### WRITTEN PROBLEM
Return a copy of each line that holds the string "近代交通事业的发展".

### RECORD EXCERPTS
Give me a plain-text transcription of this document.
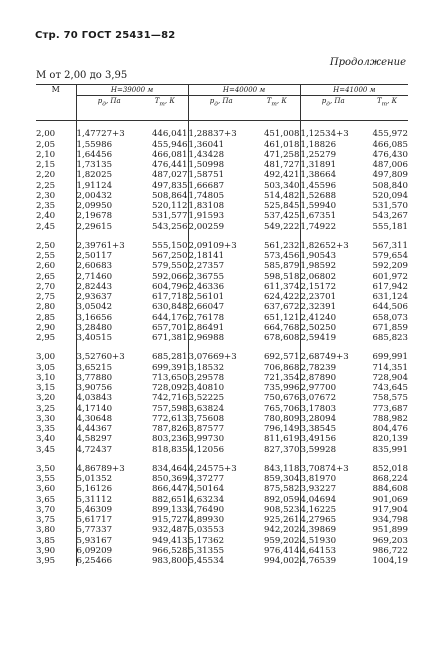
Стр. 70 ГОСТ 25431—82
Продолжение
M от 2,00 до 3,95
M	H=39000 м		H=40000 м		H=41000 м	
	$p_д$, Па	$T_т$, К	$p_д$, Па	$T_т$, К	$p_д$, Па	$T_т$, К

2,00	1,47727+3	446,041	1,28837+3	451,008	1,12534+3	455,972
2,05	1,55986	455,946	1,36041	461,018	1,18826	466,085
2,10	1,64456	466,081	1,43428	471,258	1,25279	476,430
2,15	1,73135	476,441	1,50998	481,727	1,31891	487,006
2,20	1,82025	487,027	1,58751	492,421	1,38664	497,809
2,25	1,91124	497,835	1,66687	503,340	1,45596	508,840
2,30	2,00432	508,864	1,74805	514,482	1,52688	520,094
2,35	2,09950	520,112	1,83108	525,845	1,59940	531,570
2,40	2,19678	531,577	1,91593	537,425	1,67351	543,267
2,45	2,29615	543,256	2,00259	549,222	1,74922	555,181

2,50	2,39761+3	555,150	2,09109+3	561,232	1,82652+3	567,311
2,55	2,50117	567,250	2,18141	573,456	1,90543	579,654
2,60	2,60683	579,550	2,27357	585,879	1,98592	592,209
2,65	2,71460	592,066	2,36755	598,518	2,06802	601,972
2,70	2,82443	604,796	2,46336	611,374	2,15172	617,942
2,75	2,93637	617,718	2,56101	624,422	2,23701	631,124
2,80	3,05042	630,848	2,66047	637,672	2,32391	644,506
2,85	3,16656	644,176	2,76178	651,121	2,41240	658,073
2,90	3,28480	657,701	2,86491	664,768	2,50250	671,859
2,95	3,40515	671,381	2,96988	678,608	2,59419	685,823

3,00	3,52760+3	685,281	3,07669+3	692,571	2,68749+3	699,991
3,05	3,65215	699,391	3,18532	706,868	2,78239	714,351
3,10	3,77880	713,650	3,29578	721,354	2,87890	728,904
3,15	3,90756	728,092	3,40810	735,996	2,97700	743,645
3,20	4,03843	742,716	3,52225	750,676	3,07672	758,575
3,25	4,17140	757,598	3,63824	765,706	3,17803	773,687
3,30	4,30648	772,613	3,75608	780,809	3,28094	788,982
3,35	4,44367	787,826	3,87577	796,149	3,38545	804,476
3,40	4,58297	803,236	3,99730	811,619	3,49156	820,139
3,45	4,72437	818,835	4,12056	827,370	3,59928	835,991

3,50	4,86789+3	834,464	4,24575+3	843,118	3,70874+3	852,018
3,55	5,01352	850,369	4,37277	859,304	3,81970	868,224
3,60	5,16126	866,447	4,50164	875,582	3,93227	884,608
3,65	5,31112	882,651	4,63234	892,059	4,04694	901,069
3,70	5,46309	899,133	4,76490	908,523	4,16225	917,904
3,75	5,61717	915,727	4,89930	925,261	4,27965	934,798
3,80	5,77337	932,487	5,03553	942,202	4,39869	951,899
3,85	5,93167	949,413	5,17362	959,202	4,51930	969,203
3,90	6,09209	966,528	5,31355	976,414	4,64153	986,722
3,95	6,25466	983,800	5,45534	994,002	4,76539	1004,19
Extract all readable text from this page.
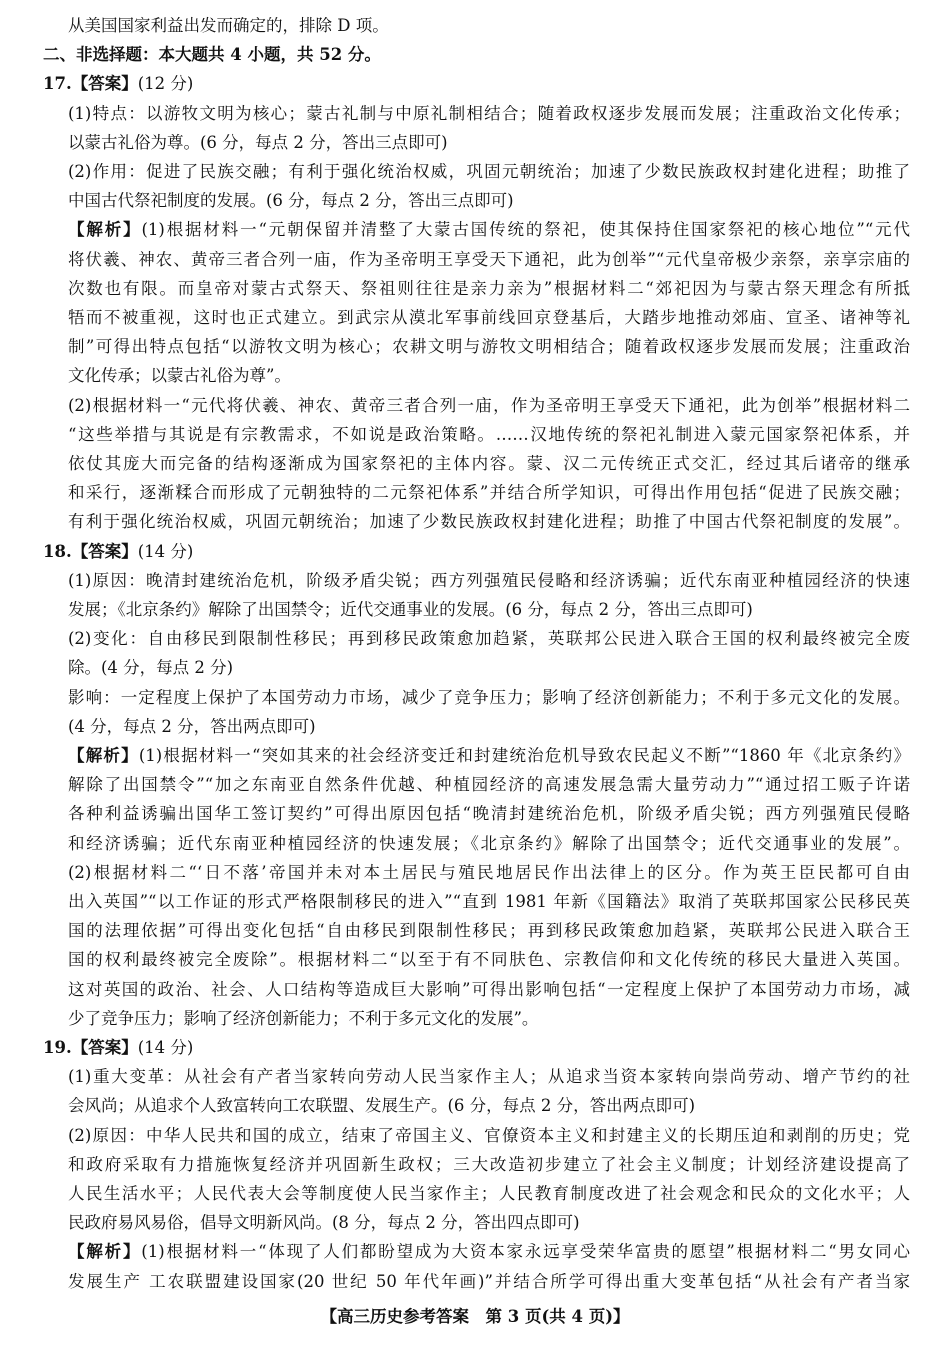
从美国国家利益出发而确定的，排除 D 项。
二、非选择题：本大题共 4 小题，共 52 分。
17.【答案】(12 分)
(1)特点：以游牧文明为核心；蒙古礼制与中原礼制相结合；随着政权逐步发展而发展；注重政治文化传承；
以蒙古礼俗为尊。(6 分，每点 2 分，答出三点即可)
(2)作用：促进了民族交融；有利于强化统治权威，巩固元朝统治；加速了少数民族政权封建化进程；助推了
中国古代祭祀制度的发展。(6 分，每点 2 分，答出三点即可)
【解析】(1)根据材料一“元朝保留并清整了大蒙古国传统的祭祀，使其保持住国家祭祀的核心地位”“元代
将伏羲、神农、黄帝三者合列一庙，作为圣帝明王享受天下通祀，此为创举”“元代皇帝极少亲祭，亲享宗庙的
次数也有限。而皇帝对蒙古式祭天、祭祖则往往是亲力亲为”根据材料二“郊祀因为与蒙古祭天理念有所抵
牾而不被重视，这时也正式建立。到武宗从漠北军事前线回京登基后，大踏步地推动郊庙、宣圣、诸神等礼
制”可得出特点包括“以游牧文明为核心；农耕文明与游牧文明相结合；随着政权逐步发展而发展；注重政治
文化传承；以蒙古礼俗为尊”。
(2)根据材料一“元代将伏羲、神农、黄帝三者合列一庙，作为圣帝明王享受天下通祀，此为创举”根据材料二
“这些举措与其说是有宗教需求，不如说是政治策略。……汉地传统的祭祀礼制进入蒙元国家祭祀体系，并
依仗其庞大而完备的结构逐渐成为国家祭祀的主体内容。蒙、汉二元传统正式交汇，经过其后诸帝的继承
和采行，逐渐糅合而形成了元朝独特的二元祭祀体系”并结合所学知识，可得出作用包括“促进了民族交融；
有利于强化统治权威，巩固元朝统治；加速了少数民族政权封建化进程；助推了中国古代祭祀制度的发展”。
18.【答案】(14 分)
(1)原因：晚清封建统治危机，阶级矛盾尖锐；西方列强殖民侵略和经济诱骗；近代东南亚种植园经济的快速
发展；《北京条约》解除了出国禁令；近代交通事业的发展。(6 分，每点 2 分，答出三点即可)
(2)变化：自由移民到限制性移民；再到移民政策愈加趋紧，英联邦公民进入联合王国的权利最终被完全废
除。(4 分，每点 2 分)
影响：一定程度上保护了本国劳动力市场，减少了竞争压力；影响了经济创新能力；不利于多元文化的发展。
(4 分，每点 2 分，答出两点即可)
【解析】(1)根据材料一“突如其来的社会经济变迁和封建统治危机导致农民起义不断”“1860 年《北京条约》
解除了出国禁令”“加之东南亚自然条件优越、种植园经济的高速发展急需大量劳动力”“通过招工贩子许诺
各种利益诱骗出国华工签订契约”可得出原因包括“晚清封建统治危机，阶级矛盾尖锐；西方列强殖民侵略
和经济诱骗；近代东南亚种植园经济的快速发展；《北京条约》解除了出国禁令；近代交通事业的发展”。
(2)根据材料二“‘日不落’帝国并未对本土居民与殖民地居民作出法律上的区分。作为英王臣民都可自由
出入英国”“以工作证的形式严格限制移民的进入”“直到 1981 年新《国籍法》取消了英联邦国家公民移民英
国的法理依据”可得出变化包括“自由移民到限制性移民；再到移民政策愈加趋紧，英联邦公民进入联合王
国的权利最终被完全废除”。根据材料二“以至于有不同肤色、宗教信仰和文化传统的移民大量进入英国。
这对英国的政治、社会、人口结构等造成巨大影响”可得出影响包括“一定程度上保护了本国劳动力市场，减
少了竞争压力；影响了经济创新能力；不利于多元文化的发展”。
19.【答案】(14 分)
(1)重大变革：从社会有产者当家转向劳动人民当家作主人；从追求当资本家转向崇尚劳动、增产节约的社
会风尚；从追求个人致富转向工农联盟、发展生产。(6 分，每点 2 分，答出两点即可)
(2)原因：中华人民共和国的成立，结束了帝国主义、官僚资本主义和封建主义的长期压迫和剥削的历史；党
和政府采取有力措施恢复经济并巩固新生政权；三大改造初步建立了社会主义制度；计划经济建设提高了
人民生活水平；人民代表大会等制度使人民当家作主；人民教育制度改进了社会观念和民众的文化水平；人
民政府易风易俗，倡导文明新风尚。(8 分，每点 2 分，答出四点即可)
【解析】(1)根据材料一“体现了人们都盼望成为大资本家永远享受荣华富贵的愿望”根据材料二“男女同心
发展生产 工农联盟建设国家(20 世纪 50 年代年画)”并结合所学可得出重大变革包括“从社会有产者当家
【高三历史参考答案　第 3 页(共 4 页)】
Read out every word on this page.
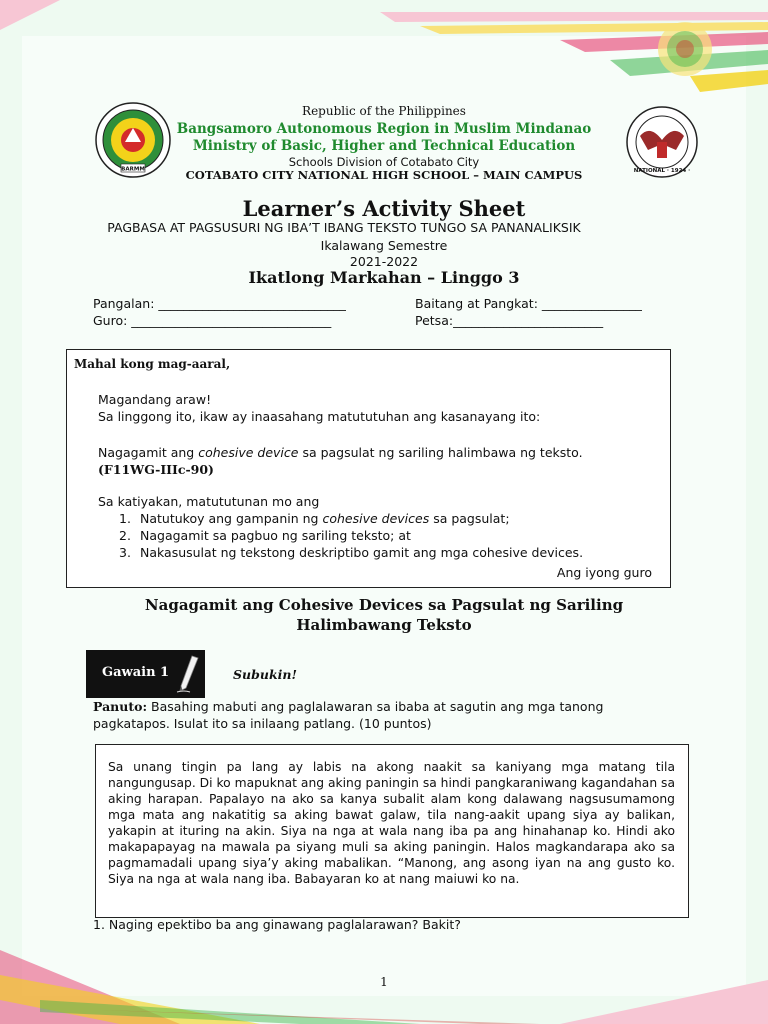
BARMM	NATIONAL · 1924 ·
Republic of the Philippines
Bangsamoro Autonomous Region in Muslim Mindanao
Ministry of Basic, Higher and Technical Education
Schools Division of Cotabato City
COTABATO CITY NATIONAL HIGH SCHOOL – MAIN CAMPUS
Learner’s Activity Sheet
PAGBASA AT PAGSUSURI NG IBA’T IBANG TEKSTO TUNGO SA PANANALIKSIK
Ikalawang Semestre
2021-2022
Ikatlong Markahan – Linggo 3
Pangalan: ______________________________	Baitang at Pangkat: ________________
Guro: ________________________________	Petsa:________________________
Mahal kong mag-aaral,
Magandang araw!
Sa linggong ito, ikaw ay inaasahang matututuhan ang kasanayang ito:
Nagagamit ang cohesive device sa pagsulat ng sariling halimbawa ng teksto.
(F11WG-IIIc-90)
Sa katiyakan, matututunan mo ang
1. Natutukoy ang gampanin ng cohesive devices sa pagsulat;
2. Nagagamit sa pagbuo ng sariling teksto; at
3. Nakasusulat ng tekstong deskriptibo gamit ang mga cohesive devices.
Ang iyong guro
Nagagamit ang Cohesive Devices sa Pagsulat ng Sariling
Halimbawang Teksto
Gawain 1	Subukin!
Panuto: Basahing mabuti ang paglalawaran sa ibaba at sagutin ang mga tanong pagkatapos. Isulat ito sa inilaang patlang. (10 puntos)
Sa unang tingin pa lang ay labis na akong naakit sa kaniyang mga matang tila nangungusap. Di ko mapuknat ang aking paningin sa hindi pangkaraniwang kagandahan sa aking harapan. Papalayo na ako sa kanya subalit alam kong dalawang nagsusumamong mga mata ang nakatitig sa aking bawat galaw, tila nang-aakit upang siya ay balikan, yakapin at ituring na akin. Siya na nga at wala nang iba pa ang hinahanap ko. Hindi ako makapapayag na mawala pa siyang muli sa aking paningin. Halos magkandarapa ako sa pagmamadali upang siya’y aking mabalikan. “Manong, ang asong iyan na ang gusto ko. Siya na nga at wala nang iba. Babayaran ko at nang maiuwi ko na.
1. Naging epektibo ba ang ginawang paglalarawan? Bakit?
1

### RESPONSE BELOW
发展；《北京条约》解除了出国禁令；近代交通事业的发展。(6 分，每点 2 分，答出三点即可)
和经济诱骗；近代东南亚种植园经济的快速发展；《北京条约》解除了出国禁令；近代交通事业的发展”。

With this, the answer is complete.